---- SOURCE DATA
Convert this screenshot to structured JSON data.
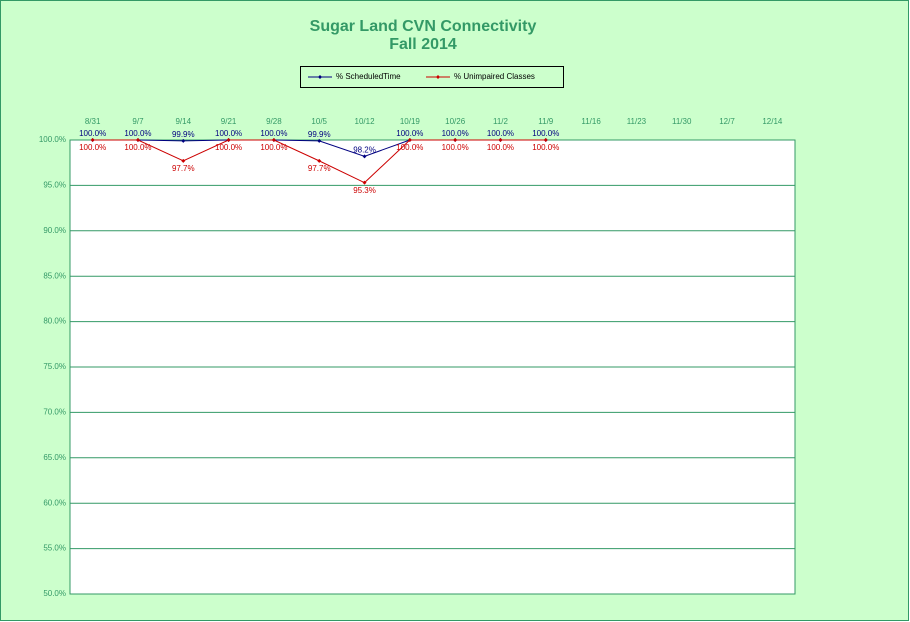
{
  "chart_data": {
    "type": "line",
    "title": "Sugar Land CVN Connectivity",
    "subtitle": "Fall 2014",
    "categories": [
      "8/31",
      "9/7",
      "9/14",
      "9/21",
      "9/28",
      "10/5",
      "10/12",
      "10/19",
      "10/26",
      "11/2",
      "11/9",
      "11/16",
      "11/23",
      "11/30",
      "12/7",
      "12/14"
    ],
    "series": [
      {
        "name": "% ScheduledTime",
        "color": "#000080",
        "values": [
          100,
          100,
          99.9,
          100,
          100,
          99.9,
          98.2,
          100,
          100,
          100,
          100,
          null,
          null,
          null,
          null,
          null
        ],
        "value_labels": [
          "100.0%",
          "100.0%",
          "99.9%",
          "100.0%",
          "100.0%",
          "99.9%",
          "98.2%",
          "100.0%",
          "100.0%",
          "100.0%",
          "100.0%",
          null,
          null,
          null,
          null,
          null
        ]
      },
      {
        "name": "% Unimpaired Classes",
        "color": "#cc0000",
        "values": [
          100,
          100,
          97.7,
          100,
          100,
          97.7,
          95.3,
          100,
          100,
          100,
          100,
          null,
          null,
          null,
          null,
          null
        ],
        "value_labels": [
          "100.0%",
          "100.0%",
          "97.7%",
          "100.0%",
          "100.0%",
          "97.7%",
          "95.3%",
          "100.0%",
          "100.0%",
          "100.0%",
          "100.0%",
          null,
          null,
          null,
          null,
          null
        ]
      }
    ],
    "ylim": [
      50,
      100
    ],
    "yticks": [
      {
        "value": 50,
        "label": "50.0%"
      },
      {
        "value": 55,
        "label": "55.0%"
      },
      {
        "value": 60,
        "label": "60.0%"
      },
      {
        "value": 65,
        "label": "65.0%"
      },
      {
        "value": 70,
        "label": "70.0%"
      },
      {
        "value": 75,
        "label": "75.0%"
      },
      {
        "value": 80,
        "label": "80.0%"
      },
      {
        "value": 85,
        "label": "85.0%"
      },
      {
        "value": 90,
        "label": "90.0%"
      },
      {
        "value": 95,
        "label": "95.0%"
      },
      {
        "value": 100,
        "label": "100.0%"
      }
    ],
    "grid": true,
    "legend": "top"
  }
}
--------
◆ **PROBLEM STATEMENT**
Where a line above contains the word "name", copy that line.

◆ **ANSWER FOR THIS EXERCISE**
        "name": "% ScheduledTime",
        "name": "% Unimpaired Classes",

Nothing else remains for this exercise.